---------- LISTING ----------

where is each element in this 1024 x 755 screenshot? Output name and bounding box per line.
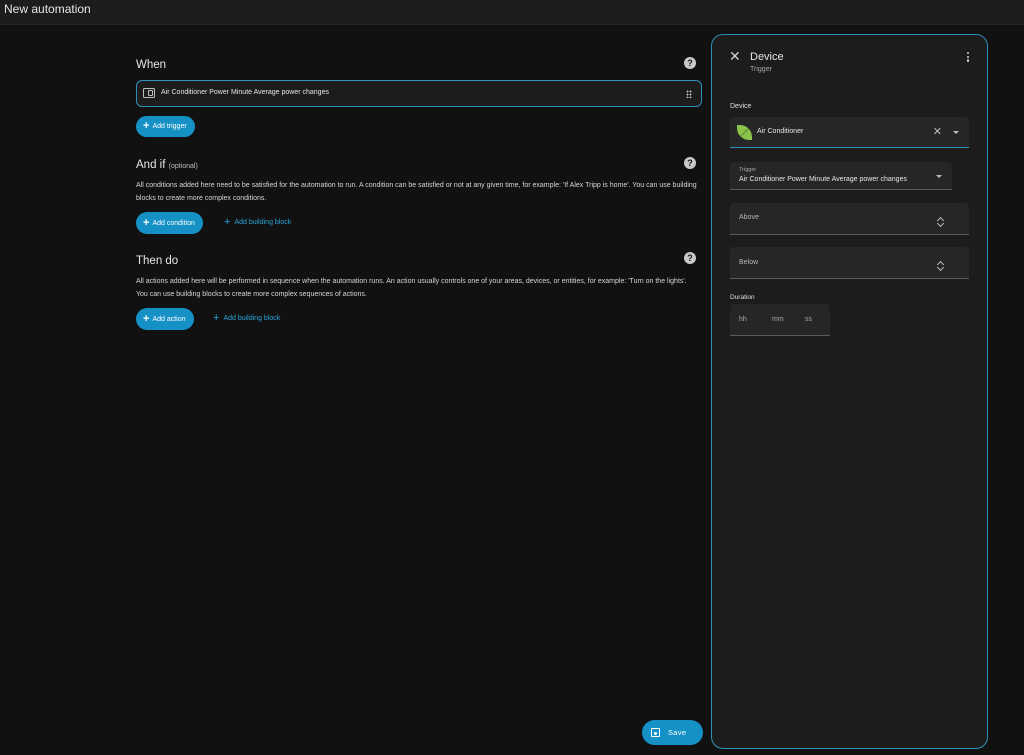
below-placeholder: Below [739, 259, 759, 266]
save-button[interactable]: Save [642, 720, 703, 745]
save-label: Save [668, 728, 687, 737]
help-icon[interactable]: ? [684, 57, 696, 69]
above-input[interactable]: Above [730, 203, 969, 235]
trigger-select[interactable]: Trigger Air Conditioner Power Minute Ave… [730, 162, 952, 190]
panel-title: Device [750, 51, 784, 63]
device-icon [143, 88, 155, 98]
add-action-button[interactable]: + Add action [136, 308, 194, 330]
plus-icon: + [224, 216, 231, 228]
drag-handle-icon[interactable] [686, 90, 692, 98]
when-heading: When [136, 59, 167, 71]
save-icon [651, 728, 660, 737]
below-input[interactable]: Below [730, 247, 969, 279]
add-action-label: Add action [152, 316, 186, 323]
trigger-row[interactable]: Air Conditioner Power Minute Average pow… [136, 80, 702, 107]
panel-subtitle: Trigger [750, 66, 772, 73]
top-bar: New automation [0, 0, 1024, 25]
page-title: New automation [4, 2, 91, 16]
duration-input[interactable]: hh mm ss [730, 304, 830, 336]
duration-minutes[interactable]: mm [772, 316, 784, 323]
trigger-field-label: Trigger [739, 167, 757, 173]
and-if-heading: And if (optional) [136, 159, 198, 171]
trigger-editor-panel: ✕ Device Trigger Device Air Conditioner … [711, 34, 988, 749]
stepper-icon[interactable] [938, 217, 944, 226]
clear-icon[interactable]: ✕ [933, 125, 942, 138]
add-building-block-label: Add building block [223, 315, 281, 322]
plus-icon: + [143, 120, 150, 132]
close-icon[interactable]: ✕ [729, 49, 741, 63]
plus-icon: + [143, 217, 150, 229]
device-value: Air Conditioner [757, 128, 804, 135]
then-do-description: All actions added here will be performed… [136, 278, 687, 298]
and-if-title: And if [136, 159, 166, 171]
duration-hours[interactable]: hh [739, 316, 747, 323]
add-building-block-label: Add building block [234, 219, 292, 226]
above-placeholder: Above [739, 214, 759, 221]
chevron-down-icon[interactable] [953, 131, 959, 134]
add-building-block-actions-link[interactable]: + Add building block [213, 308, 280, 329]
more-options-icon[interactable] [967, 52, 970, 62]
help-icon[interactable]: ? [684, 157, 696, 169]
add-building-block-conditions-link[interactable]: + Add building block [224, 212, 291, 233]
stepper-icon[interactable] [938, 261, 944, 270]
trigger-row-label: Air Conditioner Power Minute Average pow… [161, 89, 329, 96]
add-condition-label: Add condition [152, 220, 195, 227]
device-select[interactable]: Air Conditioner ✕ [730, 117, 969, 148]
add-trigger-label: Add trigger [152, 123, 187, 130]
then-do-heading: Then do [136, 255, 179, 267]
add-trigger-button[interactable]: + Add trigger [136, 116, 195, 137]
and-if-description: All conditions added here need to be sat… [136, 182, 697, 202]
chevron-down-icon[interactable] [936, 175, 942, 178]
plus-icon: + [143, 313, 150, 325]
optional-label: (optional) [168, 163, 198, 170]
add-condition-button[interactable]: + Add condition [136, 212, 203, 234]
trigger-value: Air Conditioner Power Minute Average pow… [739, 176, 907, 183]
duration-label: Duration [730, 294, 755, 301]
device-field-label: Device [730, 103, 752, 110]
duration-seconds[interactable]: ss [805, 316, 812, 323]
leaf-icon [737, 125, 752, 140]
plus-icon: + [213, 312, 220, 324]
help-icon[interactable]: ? [684, 252, 696, 264]
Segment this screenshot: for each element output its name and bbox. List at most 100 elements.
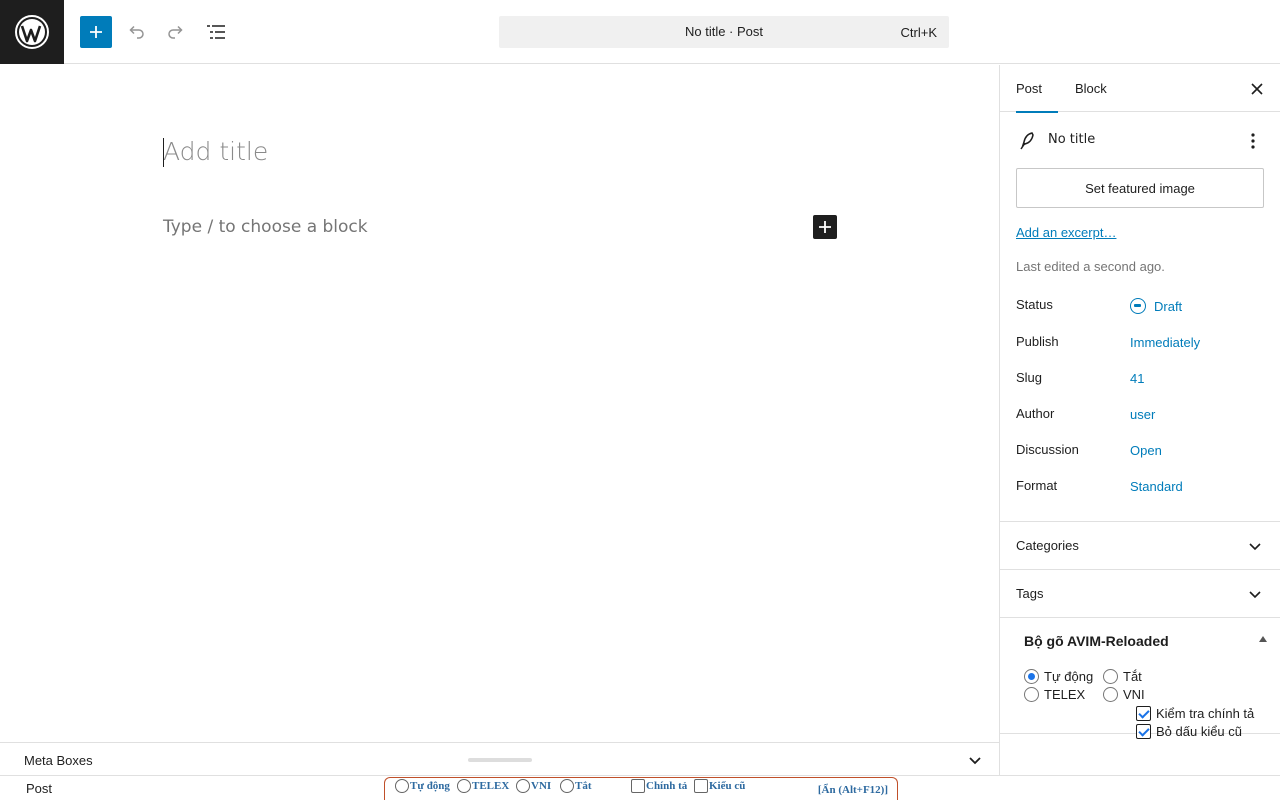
avim-mode-label: Tắt <box>575 780 592 792</box>
panel-title: Tags <box>1016 586 1044 601</box>
status-row: Status Draft <box>1016 297 1266 317</box>
avim-mode-vni[interactable]: VNI <box>516 778 551 794</box>
radio-icon <box>1103 669 1118 684</box>
row-label: Slug <box>1016 370 1043 385</box>
avim-old-style-option[interactable]: Bỏ dấu kiểu cũ <box>1136 724 1242 739</box>
post-actions-button[interactable] <box>1241 129 1265 153</box>
editor-header: No title · Post Ctrl+K <box>0 0 1280 64</box>
last-edited-text: Last edited a second ago. <box>1016 259 1165 274</box>
avim-radio-telex[interactable]: TELEX <box>1024 687 1085 702</box>
plus-icon <box>90 26 102 38</box>
row-label: Discussion <box>1016 442 1079 457</box>
avim-radio-off[interactable]: Tắt <box>1103 669 1142 684</box>
panel-title: Categories <box>1016 538 1079 553</box>
radio-icon <box>1103 687 1118 702</box>
row-label: Format <box>1016 478 1058 493</box>
avim-check-label: Kiểu cũ <box>709 780 746 792</box>
avim-radio-vni[interactable]: VNI <box>1103 687 1145 702</box>
author-value[interactable]: user <box>1130 407 1155 422</box>
text-caret <box>163 138 164 167</box>
chevron-down-icon[interactable] <box>967 752 983 768</box>
publish-value[interactable]: Immediately <box>1130 335 1200 350</box>
post-title-input[interactable]: Add title <box>163 137 268 166</box>
radio-icon <box>560 779 574 793</box>
undo-button[interactable] <box>120 16 152 48</box>
radio-icon <box>395 779 409 793</box>
radio-icon <box>516 779 530 793</box>
wordpress-logo-icon[interactable] <box>0 0 64 64</box>
avim-check-old-style[interactable]: Kiểu cũ <box>694 778 745 794</box>
add-block-button[interactable] <box>813 215 837 239</box>
avim-check-label: Chính tả <box>646 780 688 792</box>
checkbox-icon <box>1136 706 1151 721</box>
option-label: Kiểm tra chính tả <box>1156 706 1255 721</box>
meta-boxes-panel: Meta Boxes <box>0 742 999 776</box>
slug-value[interactable]: 41 <box>1130 371 1144 386</box>
tab-post[interactable]: Post <box>1016 65 1058 113</box>
post-summary-panel: No title Set featured image Add an excer… <box>1000 113 1280 522</box>
avim-settings-panel: Bộ gõ AVIM-Reloaded Tự động Tắt TELEX VN… <box>1000 618 1280 739</box>
status-value[interactable]: Draft <box>1130 298 1182 314</box>
chevron-down-icon <box>1249 591 1261 599</box>
checkbox-icon <box>631 779 645 793</box>
command-palette-button[interactable]: No title · Post Ctrl+K <box>499 16 949 48</box>
format-row: Format Standard <box>1016 478 1266 498</box>
add-excerpt-link[interactable]: Add an excerpt… <box>1016 225 1116 240</box>
document-title: No title · Post <box>684 24 764 39</box>
post-feather-icon <box>1020 132 1034 150</box>
avim-toolbar: Tự động TELEX VNI Tắt Chính tả Kiểu cũ [… <box>384 777 898 800</box>
row-label: Status <box>1016 297 1053 312</box>
avim-mode-auto[interactable]: Tự động <box>395 778 450 794</box>
breadcrumb-post[interactable]: Post <box>26 781 52 796</box>
keyboard-shortcut: Ctrl+K <box>900 25 937 40</box>
avim-check-spelling-option[interactable]: Kiểm tra chính tả <box>1136 706 1254 721</box>
sidebar-tabs: Post Block <box>1000 65 1280 113</box>
redo-icon <box>168 25 183 39</box>
default-block-appender[interactable]: Type / to choose a block <box>163 217 368 237</box>
publish-row: Publish Immediately <box>1016 334 1266 354</box>
status-text: Draft <box>1154 298 1183 314</box>
more-vertical-icon <box>1251 133 1255 149</box>
avim-mode-telex[interactable]: TELEX <box>457 778 509 794</box>
resize-handle[interactable] <box>468 758 532 762</box>
close-icon <box>1251 83 1263 95</box>
row-label: Publish <box>1016 334 1059 349</box>
radio-icon <box>1024 669 1039 684</box>
categories-panel[interactable]: Categories <box>1000 522 1280 570</box>
slug-row: Slug 41 <box>1016 370 1266 390</box>
redo-button[interactable] <box>160 16 192 48</box>
close-settings-button[interactable] <box>1247 79 1267 99</box>
row-label: Author <box>1016 406 1055 421</box>
toggle-block-inserter-button[interactable] <box>80 16 112 48</box>
editor-canvas[interactable]: Add title Type / to choose a block <box>0 65 999 742</box>
discussion-row: Discussion Open <box>1016 442 1266 462</box>
radio-icon <box>457 779 471 793</box>
tags-panel[interactable]: Tags <box>1000 570 1280 618</box>
option-label: Bỏ dấu kiểu cũ <box>1156 724 1243 739</box>
avim-mode-off[interactable]: Tắt <box>560 778 592 794</box>
draft-icon <box>1130 298 1146 314</box>
post-title: No title <box>1048 132 1096 147</box>
list-view-icon <box>207 25 225 39</box>
tab-block[interactable]: Block <box>1075 65 1115 112</box>
discussion-value[interactable]: Open <box>1130 443 1162 458</box>
plus-icon <box>819 221 831 233</box>
settings-sidebar: Post Block No title Set featured image A… <box>999 65 1280 775</box>
undo-icon <box>129 25 144 39</box>
avim-radio-auto[interactable]: Tự động <box>1024 669 1093 684</box>
set-featured-image-button[interactable]: Set featured image <box>1016 168 1264 208</box>
option-label: Tự động <box>1044 669 1094 684</box>
collapse-triangle-icon[interactable] <box>1259 636 1267 642</box>
option-label: Tắt <box>1123 669 1142 684</box>
avim-check-spelling[interactable]: Chính tả <box>631 778 687 794</box>
option-label: VNI <box>1123 687 1145 702</box>
avim-mode-label: TELEX <box>472 780 510 792</box>
author-row: Author user <box>1016 406 1266 426</box>
avim-hide-link[interactable]: [Ẩn (Alt+F12)] <box>818 784 888 796</box>
checkbox-icon <box>694 779 708 793</box>
document-overview-button[interactable] <box>200 16 232 48</box>
format-value[interactable]: Standard <box>1130 479 1183 494</box>
checkbox-icon <box>1136 724 1151 739</box>
avim-panel-title: Bộ gõ AVIM-Reloaded <box>1024 633 1169 649</box>
option-label: TELEX <box>1044 687 1086 702</box>
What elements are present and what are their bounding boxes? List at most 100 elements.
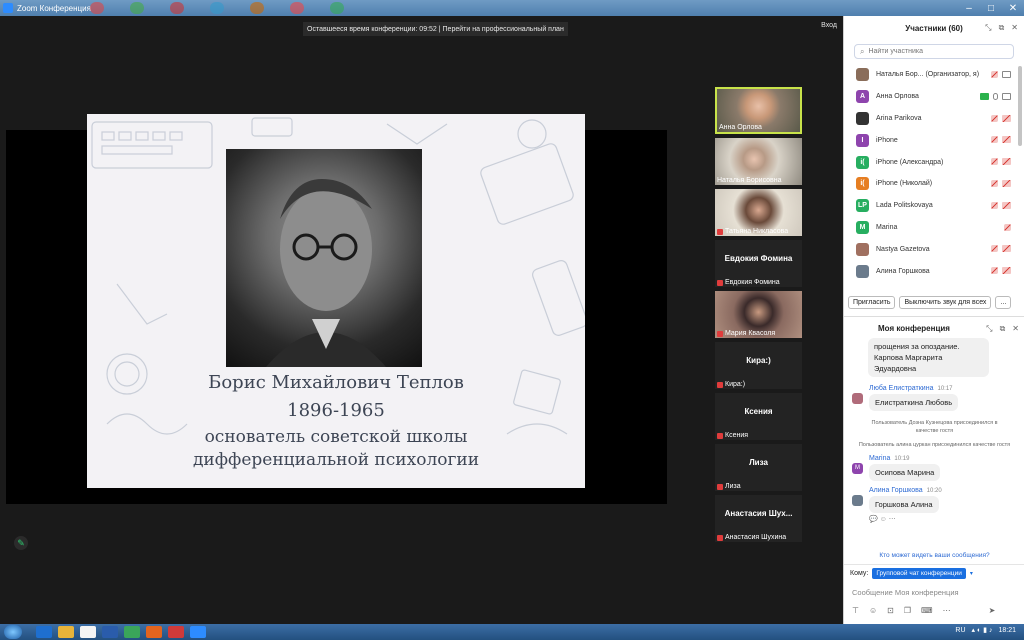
mic-icon[interactable]	[993, 92, 998, 100]
code-icon[interactable]: ⌨	[921, 606, 933, 615]
camera-off-icon[interactable]	[1002, 245, 1011, 253]
participant-name: Lada Politskovaya	[876, 202, 933, 210]
participant-search[interactable]: ⌕	[854, 44, 1014, 59]
chrome-icon[interactable]	[124, 626, 140, 638]
mic-off-icon[interactable]	[991, 158, 998, 166]
mic-off-icon[interactable]	[1004, 223, 1011, 231]
participant-row[interactable]: Наталья Бор... (Организатор, я)	[844, 64, 1024, 86]
camera-off-icon[interactable]	[1002, 114, 1011, 122]
collapse-icon[interactable]: ⤡	[986, 324, 992, 334]
gallery-tile[interactable]: Татьяна Никласова	[715, 189, 802, 236]
format-icon[interactable]: ⊤	[852, 606, 859, 615]
participant-row[interactable]: M Marina	[844, 217, 1024, 239]
invite-button[interactable]: Пригласить	[848, 296, 896, 309]
copy-icon[interactable]: ❐	[904, 606, 911, 615]
chat-message: прощения за опоздание. Карпова Маргарита…	[868, 338, 989, 377]
camera-icon[interactable]	[1002, 71, 1011, 78]
exit-label[interactable]: Вход	[821, 22, 837, 29]
media-icon[interactable]	[80, 626, 96, 638]
close-icon[interactable]: ✕	[1012, 324, 1019, 334]
participant-row[interactable]: Алина Горшкова	[844, 260, 1024, 282]
folder-icon[interactable]	[58, 626, 74, 638]
screen-share-icon	[980, 92, 989, 100]
gallery-tile[interactable]: Анна Орлова	[715, 87, 802, 134]
tile-name: Лиза	[717, 483, 741, 490]
collapse-icon[interactable]: ⤡	[985, 23, 991, 33]
portrait-photo	[226, 149, 422, 367]
mic-off-icon[interactable]	[991, 245, 998, 253]
mute-all-button[interactable]: Выключить звук для всех	[899, 296, 992, 309]
tile-name: Мария Квасоля	[717, 330, 775, 337]
message-actions[interactable]: 💬 ☺ ⋯	[869, 515, 942, 523]
windows-taskbar: RU ▴ ◐ ▮ ♪ 18:21	[0, 624, 1024, 640]
side-panel: Участники (60) ⤡ ⧉ ✕ ⌕ Наталья Бор... (О…	[843, 16, 1024, 624]
participant-row[interactable]: i( iPhone (Николай)	[844, 173, 1024, 195]
mic-off-icon[interactable]	[991, 267, 998, 275]
message-input[interactable]: Сообщение Моя конференция	[844, 582, 1024, 604]
mic-off-icon[interactable]	[991, 136, 998, 144]
zoom-icon[interactable]	[190, 626, 206, 638]
who-can-see-link[interactable]: Кто может видеть ваши сообщения?	[844, 552, 1024, 564]
tray-icons[interactable]: ▴ ◐ ▮ ♪	[972, 626, 993, 634]
emoji-icon[interactable]: ☺	[880, 516, 887, 523]
participant-name: Наталья Бор... (Организатор, я)	[876, 71, 980, 79]
participant-row[interactable]: Nastya Gazetova	[844, 238, 1024, 260]
chat-sender: Люба Елистраткина 10:17	[869, 385, 953, 392]
gallery-tile[interactable]: Мария Квасоля	[715, 291, 802, 338]
gallery-tile[interactable]: Евдокия Фомина Евдокия Фомина	[715, 240, 802, 287]
gallery-tile[interactable]: Наталья Борисовна	[715, 138, 802, 185]
camera-off-icon[interactable]	[1002, 179, 1011, 187]
popout-icon[interactable]: ⧉	[1000, 324, 1006, 334]
popout-icon[interactable]: ⧉	[999, 23, 1005, 33]
language-indicator[interactable]: RU	[955, 627, 965, 634]
camera-icon[interactable]	[1002, 92, 1011, 100]
send-icon[interactable]: ➤	[989, 606, 996, 615]
maximize-icon[interactable]: □	[980, 0, 1002, 16]
camera-off-icon[interactable]	[1002, 158, 1011, 166]
recipient-select[interactable]: Групповой чат конференции	[872, 568, 966, 579]
clock[interactable]: 18:21	[998, 627, 1016, 634]
annotate-pen-icon[interactable]: ✎	[14, 536, 28, 550]
participant-row[interactable]: i( iPhone (Александра)	[844, 151, 1024, 173]
participant-search-input[interactable]	[868, 48, 1008, 55]
mic-off-icon[interactable]	[991, 201, 998, 209]
chevron-down-icon[interactable]: ▾	[970, 570, 973, 577]
word-icon[interactable]	[102, 626, 118, 638]
participant-row[interactable]: LP Lada Politskovaya	[844, 195, 1024, 217]
gallery-tile[interactable]: Анастасия Шух... Анастасия Шухина	[715, 495, 802, 542]
more-icon[interactable]: ⋯	[943, 606, 951, 615]
gallery-tile[interactable]: Кира:) Кира:)	[715, 342, 802, 389]
more-icon[interactable]: ⋯	[889, 516, 896, 523]
participant-row[interactable]: Arina Parikova	[844, 108, 1024, 130]
close-icon[interactable]: ✕	[1002, 0, 1024, 16]
emoji-icon[interactable]: ☺	[869, 606, 877, 615]
minimize-icon[interactable]: –	[958, 0, 980, 16]
mic-off-icon[interactable]	[991, 179, 998, 187]
gallery-tile[interactable]: Ксения Ксения	[715, 393, 802, 440]
more-button[interactable]: ...	[995, 296, 1012, 309]
camera-off-icon[interactable]	[1002, 201, 1011, 209]
ie-icon[interactable]	[36, 626, 52, 638]
firefox-icon[interactable]	[146, 626, 162, 638]
participant-row[interactable]: А Анна Орлова	[844, 86, 1024, 108]
portrait-figure	[266, 179, 386, 367]
system-tray: RU ▴ ◐ ▮ ♪ 18:21	[955, 626, 1016, 635]
screenshot-icon[interactable]: ⊡	[887, 606, 894, 615]
ghost-icon	[330, 2, 344, 14]
avatar: M	[852, 463, 863, 474]
participant-row[interactable]: I iPhone	[844, 129, 1024, 151]
window-title-bar: Zoom Конференция – □ ✕	[0, 0, 1024, 16]
camera-off-icon[interactable]	[1002, 136, 1011, 144]
close-icon[interactable]: ✕	[1011, 23, 1018, 33]
opera-icon[interactable]	[168, 626, 184, 638]
mic-off-icon[interactable]	[991, 114, 998, 122]
tile-name: Кира:)	[717, 381, 745, 388]
start-button[interactable]	[4, 625, 22, 639]
chat-message: Елистраткина Любовь	[869, 394, 959, 411]
camera-off-icon[interactable]	[1002, 267, 1011, 275]
reply-icon[interactable]: 💬	[869, 516, 878, 523]
gallery-tile[interactable]: Лиза Лиза	[715, 444, 802, 491]
mic-off-icon[interactable]	[991, 71, 998, 78]
time-remaining-banner[interactable]: Оставшееся время конференции: 09:52 | Пе…	[303, 22, 568, 36]
participant-scrollbar[interactable]	[1018, 66, 1022, 146]
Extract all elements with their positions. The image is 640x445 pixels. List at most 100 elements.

----------

→ **WHAT THE EXERCISE ASKS**:
Please copy the lines of the records from the one containing "92, 998, 100]" through the one containing "189, 802, 236]", both included, reproducing them character for character.

→ **OUTPUT FOR THIS EXERCISE**:
mic-icon[interactable]	[993, 92, 998, 100]
code-icon[interactable]: ⌨	[921, 606, 933, 615]
camera-off-icon[interactable]	[1002, 245, 1011, 253]
participant-name: Lada Politskovaya	[876, 202, 933, 210]
participant-search[interactable]: ⌕	[854, 44, 1014, 59]
chrome-icon[interactable]	[124, 626, 140, 638]
mic-off-icon[interactable]	[991, 158, 998, 166]
mic-off-icon[interactable]	[1004, 223, 1011, 231]
participant-row[interactable]: Наталья Бор... (Организатор, я)	[844, 64, 1024, 86]
camera-off-icon[interactable]	[1002, 114, 1011, 122]
collapse-icon[interactable]: ⤡	[986, 324, 992, 334]
gallery-tile[interactable]: Татьяна Никласова	[715, 189, 802, 236]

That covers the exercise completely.